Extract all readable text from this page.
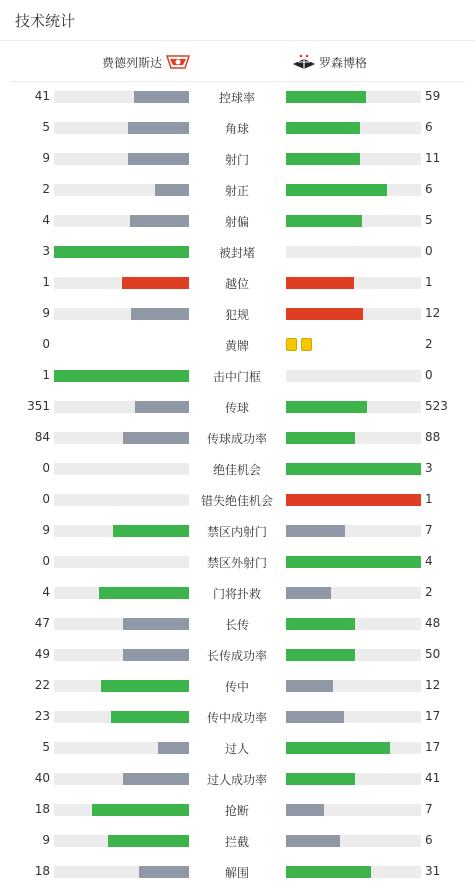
技术统计
费德列斯达	罗森博格
41	控球率	59
5	角球	6
9	射门	11
2	射正	6
4	射偏	5
3	被封堵	0
1	越位	1
9	犯规	12
0	黄牌	2
1	击中门框	0
351	传球	523
84	传球成功率	88
0	绝佳机会	3
0	错失绝佳机会	1
9	禁区内射门	7
0	禁区外射门	4
4	门将扑救	2
47	长传	48
49	长传成功率	50
22	传中	12
23	传中成功率	17
5	过人	17
40	过人成功率	41
18	抢断	7
9	拦截	6
18	解围	31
+ + +
What the task asks: All the lines above are to be given again exactly as they read, with the pictures removed.

Written solution:
Extract all readable text from this page.
技术统计
费德列斯达	罗森博格
41	控球率	59
5	角球	6
9	射门	11
2	射正	6
4	射偏	5
3	被封堵	0
1	越位	1
9	犯规	12
0	黄牌	2
1	击中门框	0
351	传球	523
84	传球成功率	88
0	绝佳机会	3
0	错失绝佳机会	1
9	禁区内射门	7
0	禁区外射门	4
4	门将扑救	2
47	长传	48
49	长传成功率	50
22	传中	12
23	传中成功率	17
5	过人	17
40	过人成功率	41
18	抢断	7
9	拦截	6
18	解围	31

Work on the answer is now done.